Given instruction: Copy the records that follow exactly as written, but not their pictures.

Supplied information:

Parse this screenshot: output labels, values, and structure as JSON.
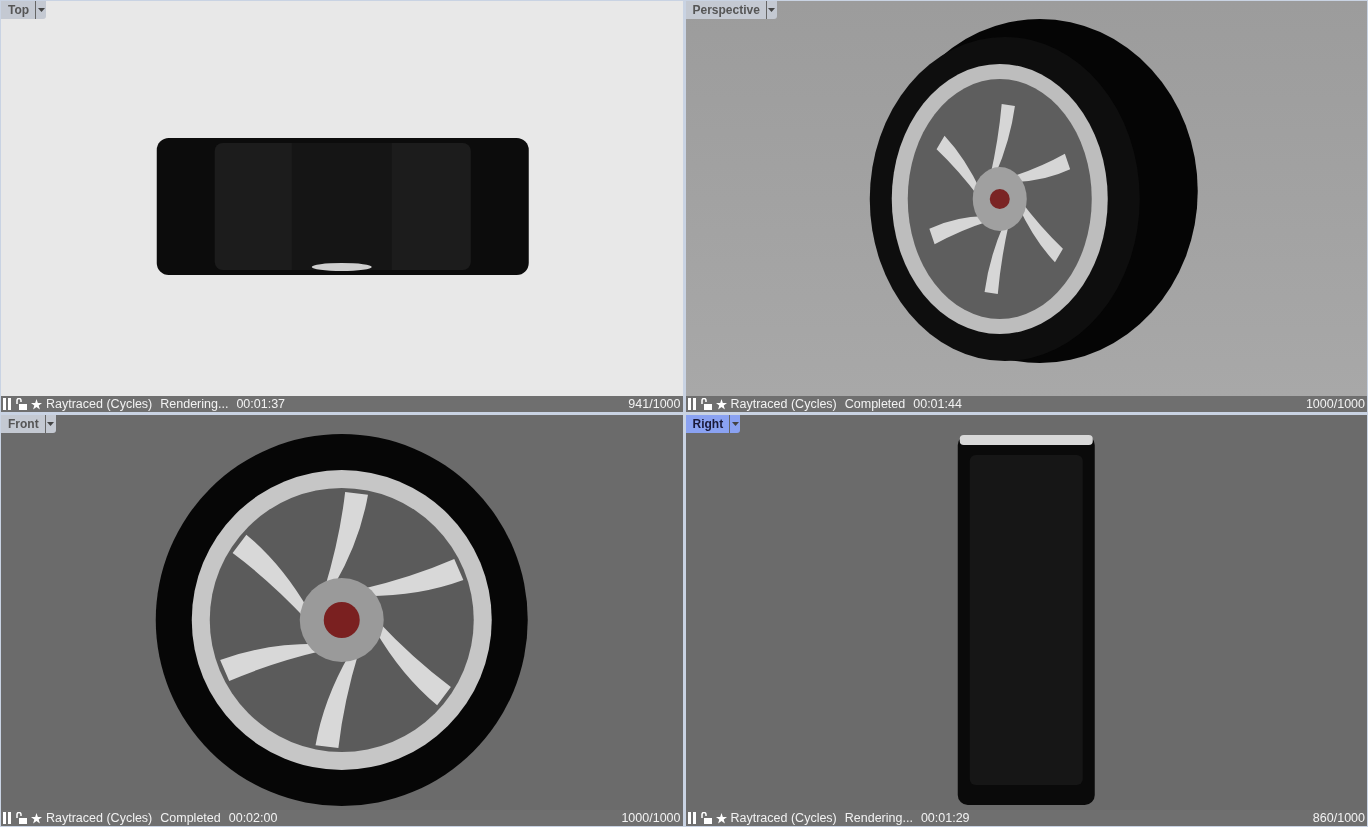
{
  "viewports": [
    {
      "name": "Top",
      "selected": false,
      "mode": "Raytraced (Cycles)",
      "status": "Rendering...",
      "time": "00:01:37",
      "passes": "941/1000"
    },
    {
      "name": "Perspective",
      "selected": false,
      "mode": "Raytraced (Cycles)",
      "status": "Completed",
      "time": "00:01:44",
      "passes": "1000/1000"
    },
    {
      "name": "Front",
      "selected": false,
      "mode": "Raytraced (Cycles)",
      "status": "Completed",
      "time": "00:02:00",
      "passes": "1000/1000"
    },
    {
      "name": "Right",
      "selected": true,
      "mode": "Raytraced (Cycles)",
      "status": "Rendering...",
      "time": "00:01:29",
      "passes": "860/1000"
    }
  ]
}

Exercise solution:
Parse this screenshot: output labels, values, and structure as JSON.
{
  "viewports": [
    {
      "name": "Top",
      "selected": false,
      "mode": "Raytraced (Cycles)",
      "status": "Rendering...",
      "time": "00:01:37",
      "passes": "941/1000"
    },
    {
      "name": "Perspective",
      "selected": false,
      "mode": "Raytraced (Cycles)",
      "status": "Completed",
      "time": "00:01:44",
      "passes": "1000/1000"
    },
    {
      "name": "Front",
      "selected": false,
      "mode": "Raytraced (Cycles)",
      "status": "Completed",
      "time": "00:02:00",
      "passes": "1000/1000"
    },
    {
      "name": "Right",
      "selected": true,
      "mode": "Raytraced (Cycles)",
      "status": "Rendering...",
      "time": "00:01:29",
      "passes": "860/1000"
    }
  ]
}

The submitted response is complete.